[Start of DATA SUPPLIED]
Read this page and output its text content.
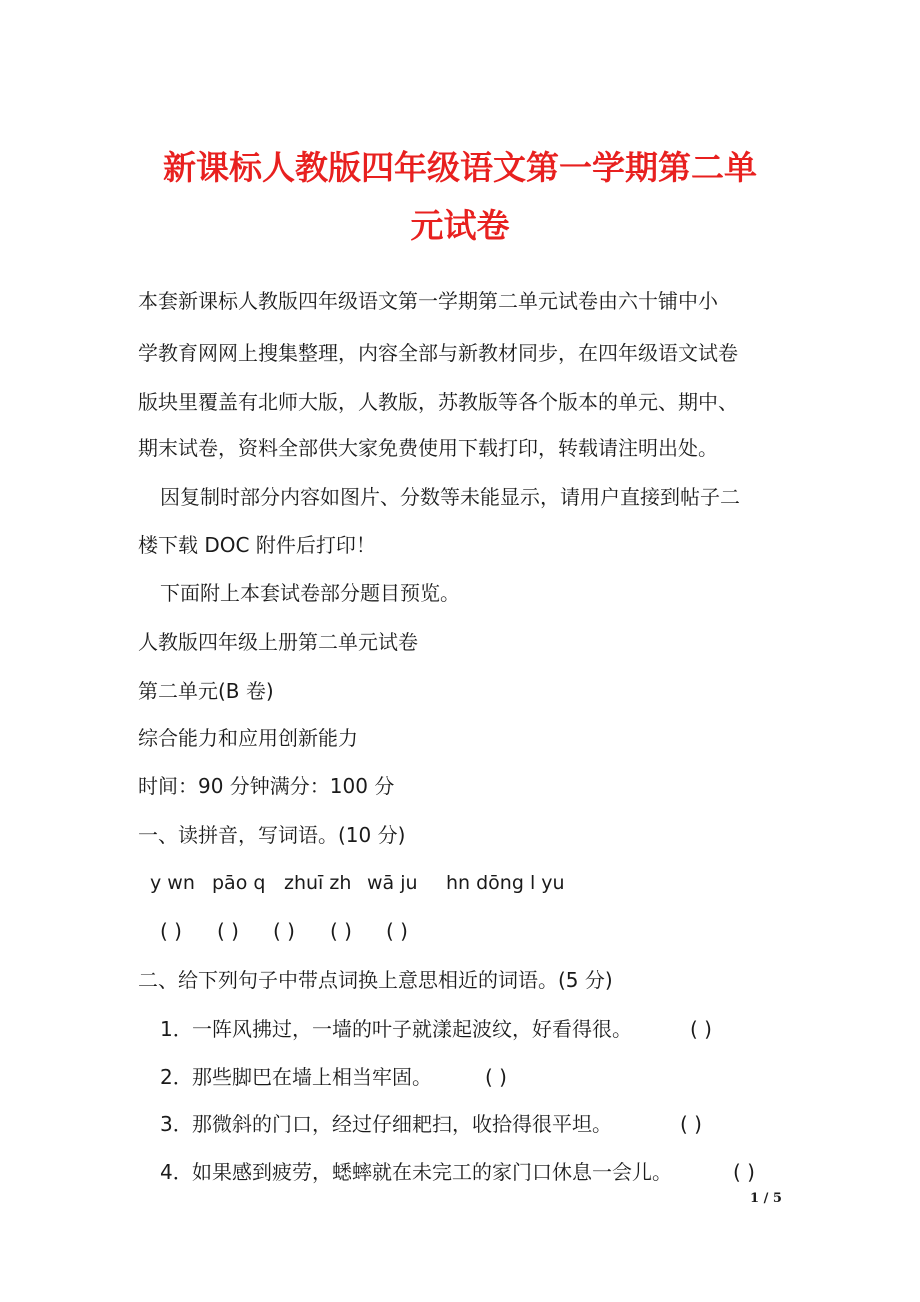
新课标人教版四年级语文第一学期第二单
元试卷

本套新课标人教版四年级语文第一学期第二单元试卷由六十铺中小

学教育网网上搜集整理，内容全部与新教材同步，在四年级语文试卷

版块里覆盖有北师大版，人教版，苏教版等各个版本的单元、期中、

期末试卷，资料全部供大家免费使用下载打印，转载请注明出处。

因复制时部分内容如图片、分数等未能显示，请用户直接到帖子二

楼下载 DOC 附件后打印！

下面附上本套试卷部分题目预览。

人教版四年级上册第二单元试卷

第二单元(B 卷)

综合能力和应用创新能力

时间：90 分钟满分：100 分

一、读拼音，写词语。(10 分)

y wn pāo q zhuī zh wā ju hn dōng l yu
( ) ( ) ( ) ( ) ( )

二、给下列句子中带点词换上意思相近的词语。(5 分)

1． 一阵风拂过，一墙的叶子就漾起波纹，好看得很。	( )
2． 那些脚巴在墙上相当牢固。	( )
3． 那微斜的门口，经过仔细耙扫，收拾得很平坦。	( )
4． 如果感到疲劳，蟋蟀就在未完工的家门口休息一会儿。	( )
1 / 5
[End of DATA SUPPLIED]
■ WORK TO COMPLETE: Without the pictures, print the records in full, exactly as they appear.

■ OUTPUT:
Read this page and output its text content.
新课标人教版四年级语文第一学期第二单
元试卷

本套新课标人教版四年级语文第一学期第二单元试卷由六十铺中小

学教育网网上搜集整理，内容全部与新教材同步，在四年级语文试卷

版块里覆盖有北师大版，人教版，苏教版等各个版本的单元、期中、

期末试卷，资料全部供大家免费使用下载打印，转载请注明出处。

因复制时部分内容如图片、分数等未能显示，请用户直接到帖子二

楼下载 DOC 附件后打印！

下面附上本套试卷部分题目预览。

人教版四年级上册第二单元试卷

第二单元(B 卷)

综合能力和应用创新能力

时间：90 分钟满分：100 分

一、读拼音，写词语。(10 分)

y wn pāo q zhuī zh wā ju hn dōng l yu
( ) ( ) ( ) ( ) ( )

二、给下列句子中带点词换上意思相近的词语。(5 分)

1． 一阵风拂过，一墙的叶子就漾起波纹，好看得很。	( )
2． 那些脚巴在墙上相当牢固。	( )
3． 那微斜的门口，经过仔细耙扫，收拾得很平坦。	( )
4． 如果感到疲劳，蟋蟀就在未完工的家门口休息一会儿。	( )
1 / 5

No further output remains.